— Task statement —
Read the data and repeat all of it exactly.

— Stored data —
________________________________________

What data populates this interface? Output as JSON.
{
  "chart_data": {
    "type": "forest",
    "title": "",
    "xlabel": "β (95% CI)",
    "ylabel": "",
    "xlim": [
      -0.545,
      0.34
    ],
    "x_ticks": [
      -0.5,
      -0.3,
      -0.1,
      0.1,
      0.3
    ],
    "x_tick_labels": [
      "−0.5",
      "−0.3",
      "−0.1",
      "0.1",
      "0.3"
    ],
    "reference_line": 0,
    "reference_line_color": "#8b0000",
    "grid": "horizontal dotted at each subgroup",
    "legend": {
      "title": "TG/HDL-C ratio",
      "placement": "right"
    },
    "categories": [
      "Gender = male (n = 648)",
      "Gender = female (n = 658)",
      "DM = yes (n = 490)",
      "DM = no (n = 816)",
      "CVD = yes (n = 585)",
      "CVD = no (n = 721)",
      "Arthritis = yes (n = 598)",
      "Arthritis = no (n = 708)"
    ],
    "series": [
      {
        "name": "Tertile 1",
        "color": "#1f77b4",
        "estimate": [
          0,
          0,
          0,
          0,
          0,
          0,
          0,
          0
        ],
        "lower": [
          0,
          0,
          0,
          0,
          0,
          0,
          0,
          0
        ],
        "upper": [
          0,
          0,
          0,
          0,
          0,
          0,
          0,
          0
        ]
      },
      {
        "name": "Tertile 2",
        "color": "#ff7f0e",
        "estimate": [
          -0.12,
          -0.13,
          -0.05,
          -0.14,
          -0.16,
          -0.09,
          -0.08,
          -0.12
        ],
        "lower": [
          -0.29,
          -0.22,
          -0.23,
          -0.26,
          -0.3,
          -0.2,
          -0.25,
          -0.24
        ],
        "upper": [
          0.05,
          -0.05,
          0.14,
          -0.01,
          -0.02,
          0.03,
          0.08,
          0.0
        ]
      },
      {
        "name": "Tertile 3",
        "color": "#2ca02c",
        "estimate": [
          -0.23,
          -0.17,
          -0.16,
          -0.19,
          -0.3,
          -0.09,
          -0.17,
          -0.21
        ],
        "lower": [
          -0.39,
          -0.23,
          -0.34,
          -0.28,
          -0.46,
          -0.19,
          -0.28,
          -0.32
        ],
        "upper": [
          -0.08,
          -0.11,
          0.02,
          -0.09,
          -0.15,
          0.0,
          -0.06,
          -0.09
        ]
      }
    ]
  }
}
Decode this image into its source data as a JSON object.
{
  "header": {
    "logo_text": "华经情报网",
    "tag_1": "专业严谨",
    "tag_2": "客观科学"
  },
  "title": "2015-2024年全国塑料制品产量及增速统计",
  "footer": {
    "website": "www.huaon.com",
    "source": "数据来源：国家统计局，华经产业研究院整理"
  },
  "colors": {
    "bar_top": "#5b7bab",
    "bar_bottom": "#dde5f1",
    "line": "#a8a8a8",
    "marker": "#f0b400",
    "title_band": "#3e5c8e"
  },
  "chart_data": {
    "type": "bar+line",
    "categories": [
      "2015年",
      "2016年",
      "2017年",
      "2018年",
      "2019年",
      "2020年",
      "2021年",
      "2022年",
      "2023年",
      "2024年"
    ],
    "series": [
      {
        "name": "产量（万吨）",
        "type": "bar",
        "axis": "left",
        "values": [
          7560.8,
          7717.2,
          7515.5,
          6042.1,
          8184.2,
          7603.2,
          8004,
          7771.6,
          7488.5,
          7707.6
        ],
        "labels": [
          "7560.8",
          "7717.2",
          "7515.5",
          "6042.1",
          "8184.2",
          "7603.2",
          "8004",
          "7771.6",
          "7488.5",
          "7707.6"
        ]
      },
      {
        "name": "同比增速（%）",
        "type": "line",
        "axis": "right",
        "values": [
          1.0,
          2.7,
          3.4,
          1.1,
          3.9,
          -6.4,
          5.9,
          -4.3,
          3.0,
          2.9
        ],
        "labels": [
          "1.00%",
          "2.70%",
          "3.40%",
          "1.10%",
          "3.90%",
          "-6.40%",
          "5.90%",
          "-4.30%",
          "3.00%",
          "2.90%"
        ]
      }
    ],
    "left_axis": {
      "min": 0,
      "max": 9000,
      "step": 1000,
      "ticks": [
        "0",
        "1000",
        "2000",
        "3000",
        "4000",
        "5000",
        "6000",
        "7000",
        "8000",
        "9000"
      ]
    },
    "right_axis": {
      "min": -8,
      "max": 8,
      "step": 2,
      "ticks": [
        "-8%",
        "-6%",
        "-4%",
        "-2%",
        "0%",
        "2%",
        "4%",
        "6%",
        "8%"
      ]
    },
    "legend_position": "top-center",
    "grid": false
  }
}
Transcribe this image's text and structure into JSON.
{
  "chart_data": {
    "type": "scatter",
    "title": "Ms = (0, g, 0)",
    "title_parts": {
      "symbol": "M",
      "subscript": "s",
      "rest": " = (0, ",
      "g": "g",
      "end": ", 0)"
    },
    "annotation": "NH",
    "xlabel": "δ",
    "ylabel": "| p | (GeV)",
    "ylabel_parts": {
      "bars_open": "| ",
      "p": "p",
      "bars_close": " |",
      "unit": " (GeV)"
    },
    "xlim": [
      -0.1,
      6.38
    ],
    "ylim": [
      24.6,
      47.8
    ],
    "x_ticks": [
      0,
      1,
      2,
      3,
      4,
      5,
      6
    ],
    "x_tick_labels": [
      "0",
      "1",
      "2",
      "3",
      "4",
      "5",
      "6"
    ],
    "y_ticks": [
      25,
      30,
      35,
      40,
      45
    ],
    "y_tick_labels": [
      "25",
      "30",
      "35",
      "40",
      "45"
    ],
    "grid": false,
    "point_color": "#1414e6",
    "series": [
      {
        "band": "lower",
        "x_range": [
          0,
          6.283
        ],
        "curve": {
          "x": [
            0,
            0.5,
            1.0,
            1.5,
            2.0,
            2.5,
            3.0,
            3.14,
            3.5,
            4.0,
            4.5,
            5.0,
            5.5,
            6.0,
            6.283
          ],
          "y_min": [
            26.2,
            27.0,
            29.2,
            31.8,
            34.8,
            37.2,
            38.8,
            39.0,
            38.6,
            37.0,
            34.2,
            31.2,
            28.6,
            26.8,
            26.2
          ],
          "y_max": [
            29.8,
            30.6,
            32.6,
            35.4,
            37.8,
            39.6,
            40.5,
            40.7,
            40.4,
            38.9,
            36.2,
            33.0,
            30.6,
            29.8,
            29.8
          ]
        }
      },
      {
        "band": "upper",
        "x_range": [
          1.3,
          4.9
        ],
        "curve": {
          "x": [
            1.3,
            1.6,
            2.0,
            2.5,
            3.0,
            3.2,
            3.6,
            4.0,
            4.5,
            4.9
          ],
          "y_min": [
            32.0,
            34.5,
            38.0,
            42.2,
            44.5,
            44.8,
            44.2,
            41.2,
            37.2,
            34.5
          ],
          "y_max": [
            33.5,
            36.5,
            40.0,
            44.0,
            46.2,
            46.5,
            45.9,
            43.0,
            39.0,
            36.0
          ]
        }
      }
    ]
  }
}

________________________________________

— Output —
What data populates this interface? Output as JSON.
{
  "chart_data": {
    "type": "forest",
    "title": "",
    "xlabel": "β (95% CI)",
    "ylabel": "",
    "xlim": [
      -0.545,
      0.34
    ],
    "x_ticks": [
      -0.5,
      -0.3,
      -0.1,
      0.1,
      0.3
    ],
    "x_tick_labels": [
      "−0.5",
      "−0.3",
      "−0.1",
      "0.1",
      "0.3"
    ],
    "reference_line": 0,
    "reference_line_color": "#8b0000",
    "grid": "horizontal dotted at each subgroup",
    "legend": {
      "title": "TG/HDL-C ratio",
      "placement": "right"
    },
    "categories": [
      "Gender = male (n = 648)",
      "Gender = female (n = 658)",
      "DM = yes (n = 490)",
      "DM = no (n = 816)",
      "CVD = yes (n = 585)",
      "CVD = no (n = 721)",
      "Arthritis = yes (n = 598)",
      "Arthritis = no (n = 708)"
    ],
    "series": [
      {
        "name": "Tertile 1",
        "color": "#1f77b4",
        "estimate": [
          0,
          0,
          0,
          0,
          0,
          0,
          0,
          0
        ],
        "lower": [
          0,
          0,
          0,
          0,
          0,
          0,
          0,
          0
        ],
        "upper": [
          0,
          0,
          0,
          0,
          0,
          0,
          0,
          0
        ]
      },
      {
        "name": "Tertile 2",
        "color": "#ff7f0e",
        "estimate": [
          -0.12,
          -0.13,
          -0.05,
          -0.14,
          -0.16,
          -0.09,
          -0.08,
          -0.12
        ],
        "lower": [
          -0.29,
          -0.22,
          -0.23,
          -0.26,
          -0.3,
          -0.2,
          -0.25,
          -0.24
        ],
        "upper": [
          0.05,
          -0.05,
          0.14,
          -0.01,
          -0.02,
          0.03,
          0.08,
          0.0
        ]
      },
      {
        "name": "Tertile 3",
        "color": "#2ca02c",
        "estimate": [
          -0.23,
          -0.17,
          -0.16,
          -0.19,
          -0.3,
          -0.09,
          -0.17,
          -0.21
        ],
        "lower": [
          -0.39,
          -0.23,
          -0.34,
          -0.28,
          -0.46,
          -0.19,
          -0.28,
          -0.32
        ],
        "upper": [
          -0.08,
          -0.11,
          0.02,
          -0.09,
          -0.15,
          0.0,
          -0.06,
          -0.09
        ]
      }
    ]
  }
}
Decode this image into its source data as a JSON object.
{
  "header": {
    "logo_text": "华经情报网",
    "tag_1": "专业严谨",
    "tag_2": "客观科学"
  },
  "title": "2015-2024年全国塑料制品产量及增速统计",
  "footer": {
    "website": "www.huaon.com",
    "source": "数据来源：国家统计局，华经产业研究院整理"
  },
  "colors": {
    "bar_top": "#5b7bab",
    "bar_bottom": "#dde5f1",
    "line": "#a8a8a8",
    "marker": "#f0b400",
    "title_band": "#3e5c8e"
  },
  "chart_data": {
    "type": "bar+line",
    "categories": [
      "2015年",
      "2016年",
      "2017年",
      "2018年",
      "2019年",
      "2020年",
      "2021年",
      "2022年",
      "2023年",
      "2024年"
    ],
    "series": [
      {
        "name": "产量（万吨）",
        "type": "bar",
        "axis": "left",
        "values": [
          7560.8,
          7717.2,
          7515.5,
          6042.1,
          8184.2,
          7603.2,
          8004,
          7771.6,
          7488.5,
          7707.6
        ],
        "labels": [
          "7560.8",
          "7717.2",
          "7515.5",
          "6042.1",
          "8184.2",
          "7603.2",
          "8004",
          "7771.6",
          "7488.5",
          "7707.6"
        ]
      },
      {
        "name": "同比增速（%）",
        "type": "line",
        "axis": "right",
        "values": [
          1.0,
          2.7,
          3.4,
          1.1,
          3.9,
          -6.4,
          5.9,
          -4.3,
          3.0,
          2.9
        ],
        "labels": [
          "1.00%",
          "2.70%",
          "3.40%",
          "1.10%",
          "3.90%",
          "-6.40%",
          "5.90%",
          "-4.30%",
          "3.00%",
          "2.90%"
        ]
      }
    ],
    "left_axis": {
      "min": 0,
      "max": 9000,
      "step": 1000,
      "ticks": [
        "0",
        "1000",
        "2000",
        "3000",
        "4000",
        "5000",
        "6000",
        "7000",
        "8000",
        "9000"
      ]
    },
    "right_axis": {
      "min": -8,
      "max": 8,
      "step": 2,
      "ticks": [
        "-8%",
        "-6%",
        "-4%",
        "-2%",
        "0%",
        "2%",
        "4%",
        "6%",
        "8%"
      ]
    },
    "legend_position": "top-center",
    "grid": false
  }
}
Transcribe this image's text and structure into JSON.
{
  "chart_data": {
    "type": "scatter",
    "title": "Ms = (0, g, 0)",
    "title_parts": {
      "symbol": "M",
      "subscript": "s",
      "rest": " = (0, ",
      "g": "g",
      "end": ", 0)"
    },
    "annotation": "NH",
    "xlabel": "δ",
    "ylabel": "| p | (GeV)",
    "ylabel_parts": {
      "bars_open": "| ",
      "p": "p",
      "bars_close": " |",
      "unit": " (GeV)"
    },
    "xlim": [
      -0.1,
      6.38
    ],
    "ylim": [
      24.6,
      47.8
    ],
    "x_ticks": [
      0,
      1,
      2,
      3,
      4,
      5,
      6
    ],
    "x_tick_labels": [
      "0",
      "1",
      "2",
      "3",
      "4",
      "5",
      "6"
    ],
    "y_ticks": [
      25,
      30,
      35,
      40,
      45
    ],
    "y_tick_labels": [
      "25",
      "30",
      "35",
      "40",
      "45"
    ],
    "grid": false,
    "point_color": "#1414e6",
    "series": [
      {
        "band": "lower",
        "x_range": [
          0,
          6.283
        ],
        "curve": {
          "x": [
            0,
            0.5,
            1.0,
            1.5,
            2.0,
            2.5,
            3.0,
            3.14,
            3.5,
            4.0,
            4.5,
            5.0,
            5.5,
            6.0,
            6.283
          ],
          "y_min": [
            26.2,
            27.0,
            29.2,
            31.8,
            34.8,
            37.2,
            38.8,
            39.0,
            38.6,
            37.0,
            34.2,
            31.2,
            28.6,
            26.8,
            26.2
          ],
          "y_max": [
            29.8,
            30.6,
            32.6,
            35.4,
            37.8,
            39.6,
            40.5,
            40.7,
            40.4,
            38.9,
            36.2,
            33.0,
            30.6,
            29.8,
            29.8
          ]
        }
      },
      {
        "band": "upper",
        "x_range": [
          1.3,
          4.9
        ],
        "curve": {
          "x": [
            1.3,
            1.6,
            2.0,
            2.5,
            3.0,
            3.2,
            3.6,
            4.0,
            4.5,
            4.9
          ],
          "y_min": [
            32.0,
            34.5,
            38.0,
            42.2,
            44.5,
            44.8,
            44.2,
            41.2,
            37.2,
            34.5
          ],
          "y_max": [
            33.5,
            36.5,
            40.0,
            44.0,
            46.2,
            46.5,
            45.9,
            43.0,
            39.0,
            36.0
          ]
        }
      }
    ]
  }
}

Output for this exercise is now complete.